-- INSTRUCTIONS FOR THE TASK --
Copy every line that contains the string "title" from the entries below.

═════ MATERIAL FOR THE TASK

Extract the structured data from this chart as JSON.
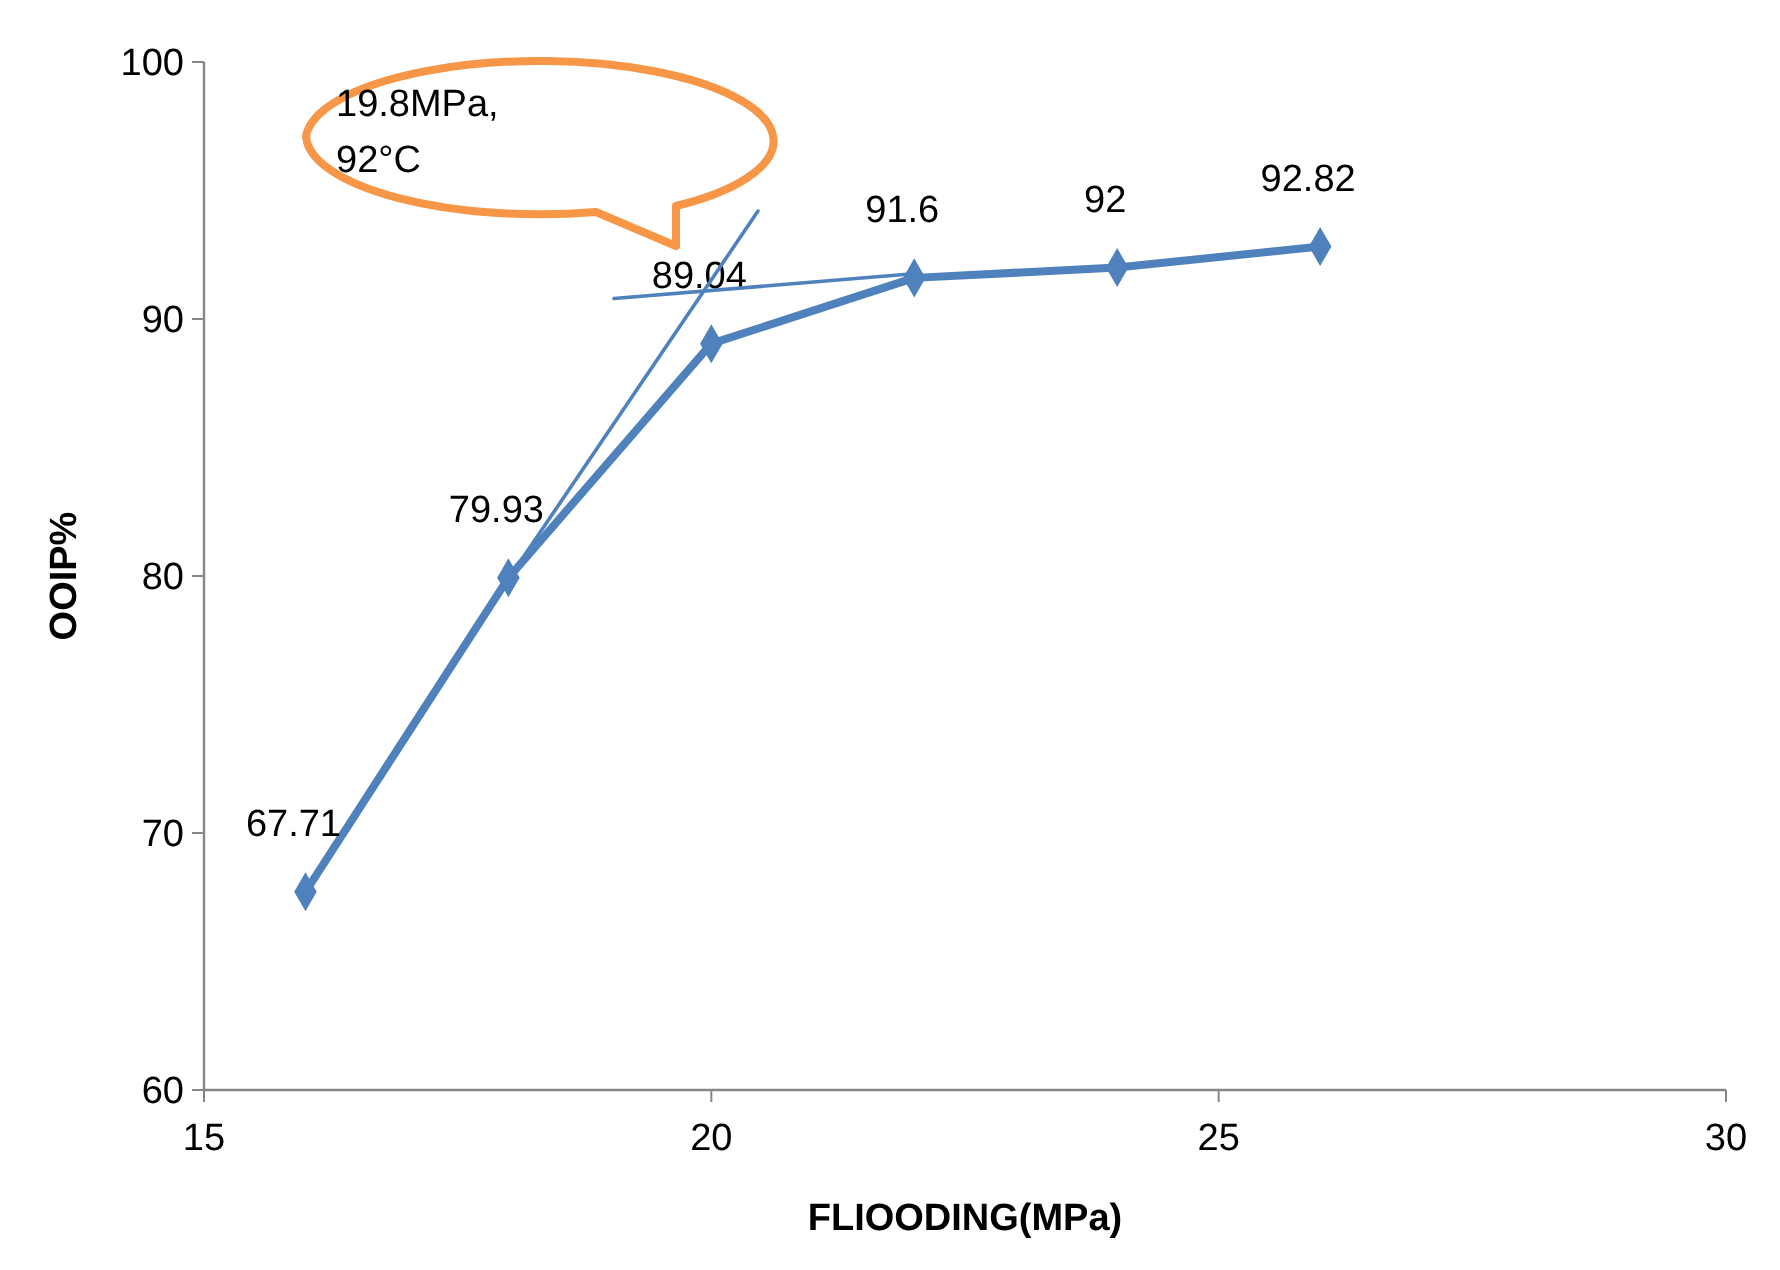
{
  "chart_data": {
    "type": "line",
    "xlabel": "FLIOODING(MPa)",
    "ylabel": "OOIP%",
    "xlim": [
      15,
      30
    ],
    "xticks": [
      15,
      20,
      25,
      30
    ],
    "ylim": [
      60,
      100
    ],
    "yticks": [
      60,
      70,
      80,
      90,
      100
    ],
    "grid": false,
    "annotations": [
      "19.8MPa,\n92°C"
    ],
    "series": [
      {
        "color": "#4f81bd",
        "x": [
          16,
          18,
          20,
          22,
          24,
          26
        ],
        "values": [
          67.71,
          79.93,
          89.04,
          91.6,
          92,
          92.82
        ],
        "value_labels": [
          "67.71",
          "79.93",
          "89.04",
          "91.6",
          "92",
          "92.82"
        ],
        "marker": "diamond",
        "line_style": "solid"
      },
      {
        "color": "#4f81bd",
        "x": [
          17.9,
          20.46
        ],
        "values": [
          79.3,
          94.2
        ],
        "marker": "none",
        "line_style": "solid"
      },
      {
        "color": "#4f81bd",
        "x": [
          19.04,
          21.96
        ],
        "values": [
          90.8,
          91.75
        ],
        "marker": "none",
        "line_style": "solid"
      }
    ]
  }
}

══════════
═════ MATERIAL FOR THE TASK

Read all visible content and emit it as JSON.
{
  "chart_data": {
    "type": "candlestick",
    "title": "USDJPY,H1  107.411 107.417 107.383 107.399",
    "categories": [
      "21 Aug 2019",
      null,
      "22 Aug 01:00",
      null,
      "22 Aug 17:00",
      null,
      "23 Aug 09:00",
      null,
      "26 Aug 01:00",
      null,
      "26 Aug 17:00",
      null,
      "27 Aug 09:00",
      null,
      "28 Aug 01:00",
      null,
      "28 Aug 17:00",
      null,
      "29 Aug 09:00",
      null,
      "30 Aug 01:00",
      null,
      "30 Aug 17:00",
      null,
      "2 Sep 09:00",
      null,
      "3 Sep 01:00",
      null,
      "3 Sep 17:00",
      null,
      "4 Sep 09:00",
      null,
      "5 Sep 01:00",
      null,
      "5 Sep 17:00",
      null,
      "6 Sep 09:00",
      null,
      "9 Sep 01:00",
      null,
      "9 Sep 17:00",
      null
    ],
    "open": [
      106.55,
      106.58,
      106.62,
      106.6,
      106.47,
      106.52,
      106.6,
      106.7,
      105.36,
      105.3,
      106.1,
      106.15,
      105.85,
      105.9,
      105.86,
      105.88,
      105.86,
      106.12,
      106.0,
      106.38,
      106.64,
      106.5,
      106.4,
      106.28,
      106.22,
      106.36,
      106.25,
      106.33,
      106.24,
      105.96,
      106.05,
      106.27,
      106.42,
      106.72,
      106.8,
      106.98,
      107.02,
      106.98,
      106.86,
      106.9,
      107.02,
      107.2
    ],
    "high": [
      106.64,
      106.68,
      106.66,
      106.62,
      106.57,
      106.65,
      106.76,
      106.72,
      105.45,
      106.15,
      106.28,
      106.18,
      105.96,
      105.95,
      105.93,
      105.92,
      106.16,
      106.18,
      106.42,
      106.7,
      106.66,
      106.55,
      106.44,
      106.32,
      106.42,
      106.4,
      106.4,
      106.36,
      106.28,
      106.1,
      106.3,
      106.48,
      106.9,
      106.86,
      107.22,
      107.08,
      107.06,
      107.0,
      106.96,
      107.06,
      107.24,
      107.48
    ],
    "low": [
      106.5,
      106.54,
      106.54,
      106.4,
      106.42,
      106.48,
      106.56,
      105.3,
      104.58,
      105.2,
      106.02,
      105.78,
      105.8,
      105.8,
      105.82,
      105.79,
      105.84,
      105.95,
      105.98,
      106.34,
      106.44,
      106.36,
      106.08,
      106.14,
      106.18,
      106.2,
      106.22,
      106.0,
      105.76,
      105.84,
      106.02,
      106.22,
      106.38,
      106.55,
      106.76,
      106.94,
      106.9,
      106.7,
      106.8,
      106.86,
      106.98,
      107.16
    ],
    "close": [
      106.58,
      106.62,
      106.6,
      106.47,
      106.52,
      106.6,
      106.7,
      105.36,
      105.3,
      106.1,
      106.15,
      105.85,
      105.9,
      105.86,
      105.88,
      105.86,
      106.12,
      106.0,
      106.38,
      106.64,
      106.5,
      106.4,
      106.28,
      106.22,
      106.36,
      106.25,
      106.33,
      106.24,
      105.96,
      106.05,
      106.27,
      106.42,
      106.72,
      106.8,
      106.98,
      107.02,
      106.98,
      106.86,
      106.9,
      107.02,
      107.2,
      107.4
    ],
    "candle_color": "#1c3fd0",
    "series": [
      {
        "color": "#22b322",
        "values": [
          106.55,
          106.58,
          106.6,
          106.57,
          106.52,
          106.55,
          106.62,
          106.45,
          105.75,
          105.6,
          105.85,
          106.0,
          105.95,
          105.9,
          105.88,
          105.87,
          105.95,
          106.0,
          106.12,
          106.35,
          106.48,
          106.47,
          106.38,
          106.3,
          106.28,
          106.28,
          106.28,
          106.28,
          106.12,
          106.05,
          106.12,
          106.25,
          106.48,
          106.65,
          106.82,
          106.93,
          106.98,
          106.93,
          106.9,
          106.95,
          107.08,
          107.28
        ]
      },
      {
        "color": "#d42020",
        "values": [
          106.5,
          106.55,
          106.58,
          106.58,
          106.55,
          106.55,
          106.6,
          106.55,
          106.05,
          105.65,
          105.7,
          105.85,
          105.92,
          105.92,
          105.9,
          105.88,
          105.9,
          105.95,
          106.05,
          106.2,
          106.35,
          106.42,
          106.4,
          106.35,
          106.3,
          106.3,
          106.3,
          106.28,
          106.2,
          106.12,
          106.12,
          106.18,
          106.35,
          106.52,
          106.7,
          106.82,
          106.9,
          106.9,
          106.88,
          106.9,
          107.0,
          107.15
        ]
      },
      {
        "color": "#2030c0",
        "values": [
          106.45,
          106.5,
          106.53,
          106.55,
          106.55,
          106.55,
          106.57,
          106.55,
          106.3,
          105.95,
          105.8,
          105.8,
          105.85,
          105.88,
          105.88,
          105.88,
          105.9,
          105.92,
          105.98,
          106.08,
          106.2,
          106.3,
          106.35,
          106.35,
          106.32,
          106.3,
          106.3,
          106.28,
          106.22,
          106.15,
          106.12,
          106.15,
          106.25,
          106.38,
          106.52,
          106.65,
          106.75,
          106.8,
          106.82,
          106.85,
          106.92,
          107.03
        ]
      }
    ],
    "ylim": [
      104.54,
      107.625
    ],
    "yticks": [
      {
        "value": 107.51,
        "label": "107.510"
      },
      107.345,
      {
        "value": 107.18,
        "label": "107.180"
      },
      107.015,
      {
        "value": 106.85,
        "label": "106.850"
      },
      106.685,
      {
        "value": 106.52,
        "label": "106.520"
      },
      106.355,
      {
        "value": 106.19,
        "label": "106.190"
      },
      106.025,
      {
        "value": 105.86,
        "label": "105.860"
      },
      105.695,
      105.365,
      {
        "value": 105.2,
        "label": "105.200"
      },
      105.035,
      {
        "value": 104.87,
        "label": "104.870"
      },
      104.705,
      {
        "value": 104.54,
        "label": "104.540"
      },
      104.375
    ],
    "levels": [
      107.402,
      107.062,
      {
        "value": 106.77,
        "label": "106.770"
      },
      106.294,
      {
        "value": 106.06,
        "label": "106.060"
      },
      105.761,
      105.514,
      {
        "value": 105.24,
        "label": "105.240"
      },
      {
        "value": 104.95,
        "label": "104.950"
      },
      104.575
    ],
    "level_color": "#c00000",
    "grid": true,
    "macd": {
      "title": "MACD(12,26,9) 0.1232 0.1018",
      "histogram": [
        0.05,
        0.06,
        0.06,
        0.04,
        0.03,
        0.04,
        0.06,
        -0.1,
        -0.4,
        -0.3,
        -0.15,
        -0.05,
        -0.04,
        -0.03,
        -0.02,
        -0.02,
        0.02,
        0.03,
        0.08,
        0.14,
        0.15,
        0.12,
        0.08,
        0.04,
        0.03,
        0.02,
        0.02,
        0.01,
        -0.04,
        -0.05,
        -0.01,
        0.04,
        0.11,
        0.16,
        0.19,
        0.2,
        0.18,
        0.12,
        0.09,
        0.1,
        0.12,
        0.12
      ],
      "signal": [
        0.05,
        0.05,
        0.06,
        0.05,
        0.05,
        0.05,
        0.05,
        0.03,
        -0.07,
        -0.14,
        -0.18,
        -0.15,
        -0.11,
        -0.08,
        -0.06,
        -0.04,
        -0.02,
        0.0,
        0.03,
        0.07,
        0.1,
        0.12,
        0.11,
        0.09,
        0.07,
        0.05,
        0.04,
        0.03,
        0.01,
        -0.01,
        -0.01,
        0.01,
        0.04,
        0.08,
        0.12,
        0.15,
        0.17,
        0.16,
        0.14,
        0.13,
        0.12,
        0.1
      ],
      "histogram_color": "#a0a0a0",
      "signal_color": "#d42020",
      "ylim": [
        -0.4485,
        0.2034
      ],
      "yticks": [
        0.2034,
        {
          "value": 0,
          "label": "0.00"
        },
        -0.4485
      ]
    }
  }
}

══════════

-- TASK SOLUTION --
    "title": "USDJPY,H1  107.411 107.417 107.383 107.399",
      "title": "MACD(12,26,9) 0.1232 0.1018",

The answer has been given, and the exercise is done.